* [MATERIAL PROVIDED]

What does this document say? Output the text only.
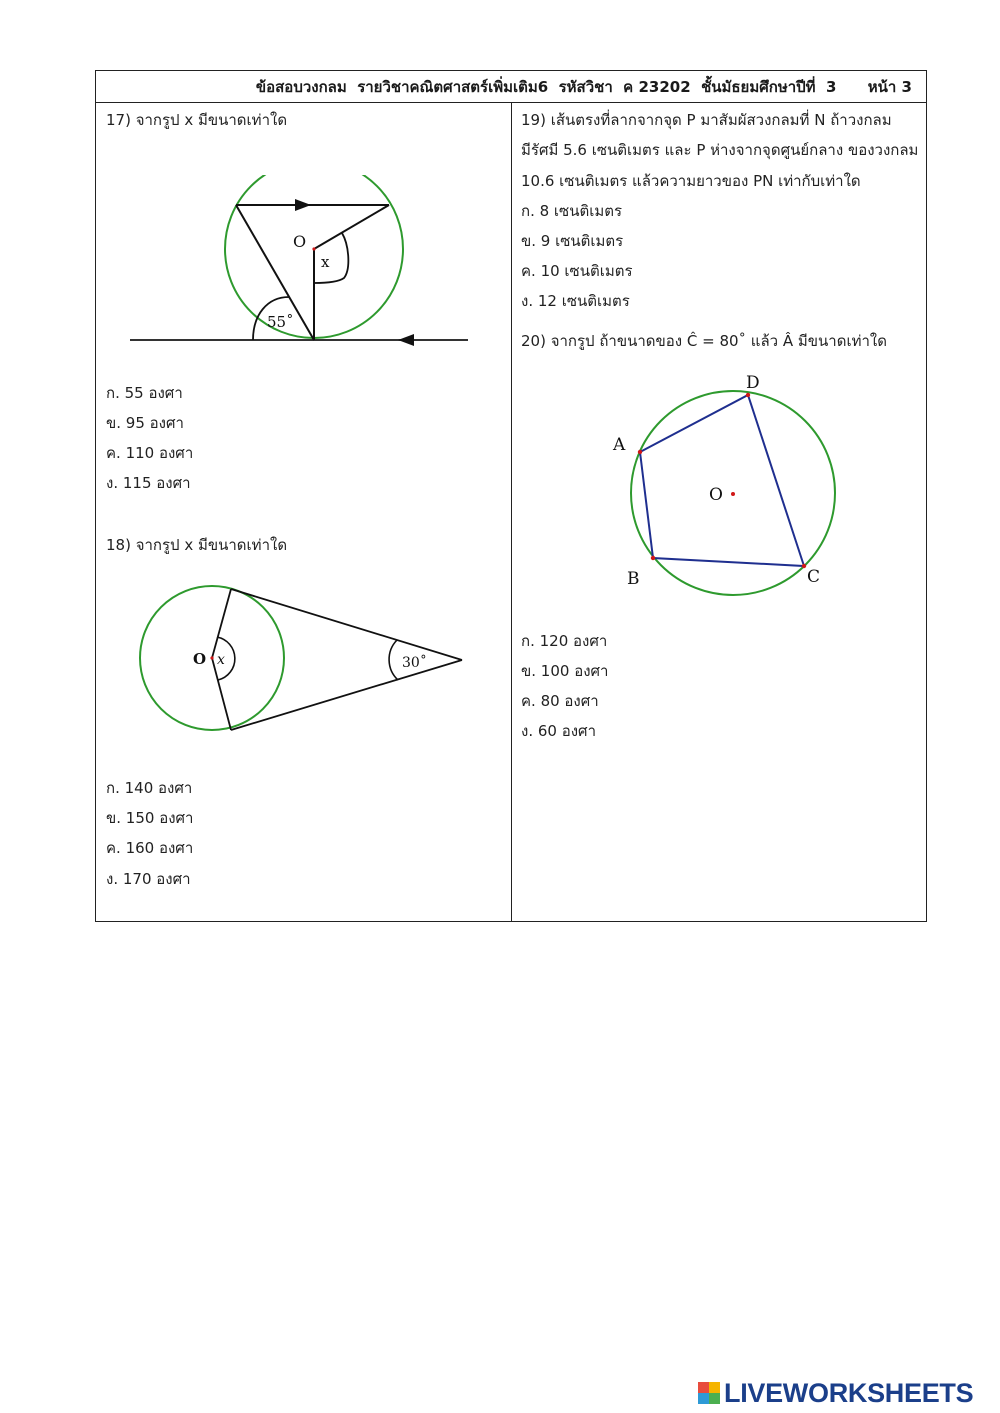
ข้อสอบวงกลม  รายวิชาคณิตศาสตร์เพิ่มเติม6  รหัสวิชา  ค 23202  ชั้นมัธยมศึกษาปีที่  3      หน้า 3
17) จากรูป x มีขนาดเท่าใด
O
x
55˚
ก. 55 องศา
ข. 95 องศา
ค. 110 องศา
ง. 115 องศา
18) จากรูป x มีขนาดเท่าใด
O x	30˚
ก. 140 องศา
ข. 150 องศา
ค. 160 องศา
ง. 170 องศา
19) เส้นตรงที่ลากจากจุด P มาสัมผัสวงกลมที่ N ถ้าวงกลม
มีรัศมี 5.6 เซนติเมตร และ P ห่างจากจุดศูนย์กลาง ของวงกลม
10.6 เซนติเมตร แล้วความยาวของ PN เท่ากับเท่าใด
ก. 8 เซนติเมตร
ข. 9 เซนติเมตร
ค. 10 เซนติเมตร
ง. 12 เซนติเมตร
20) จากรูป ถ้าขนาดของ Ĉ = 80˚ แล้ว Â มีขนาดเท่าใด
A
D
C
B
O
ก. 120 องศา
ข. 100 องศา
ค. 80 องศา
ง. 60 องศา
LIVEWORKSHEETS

* [EXERCISE] Reproduce the data word for word, excluding its pictures.

* [COMPLETED EXERCISE]
What does this document say? Output the text only.
ข้อสอบวงกลม  รายวิชาคณิตศาสตร์เพิ่มเติม6  รหัสวิชา  ค 23202  ชั้นมัธยมศึกษาปีที่  3      หน้า 3
17) จากรูป x มีขนาดเท่าใด
O
x
55˚
ก. 55 องศา
ข. 95 องศา
ค. 110 องศา
ง. 115 องศา
18) จากรูป x มีขนาดเท่าใด
O x	30˚
ก. 140 องศา
ข. 150 องศา
ค. 160 องศา
ง. 170 องศา
19) เส้นตรงที่ลากจากจุด P มาสัมผัสวงกลมที่ N ถ้าวงกลม
มีรัศมี 5.6 เซนติเมตร และ P ห่างจากจุดศูนย์กลาง ของวงกลม
10.6 เซนติเมตร แล้วความยาวของ PN เท่ากับเท่าใด
ก. 8 เซนติเมตร
ข. 9 เซนติเมตร
ค. 10 เซนติเมตร
ง. 12 เซนติเมตร
20) จากรูป ถ้าขนาดของ Ĉ = 80˚ แล้ว Â มีขนาดเท่าใด
A
D
C
B
O
ก. 120 องศา
ข. 100 องศา
ค. 80 องศา
ง. 60 องศา
LIVEWORKSHEETS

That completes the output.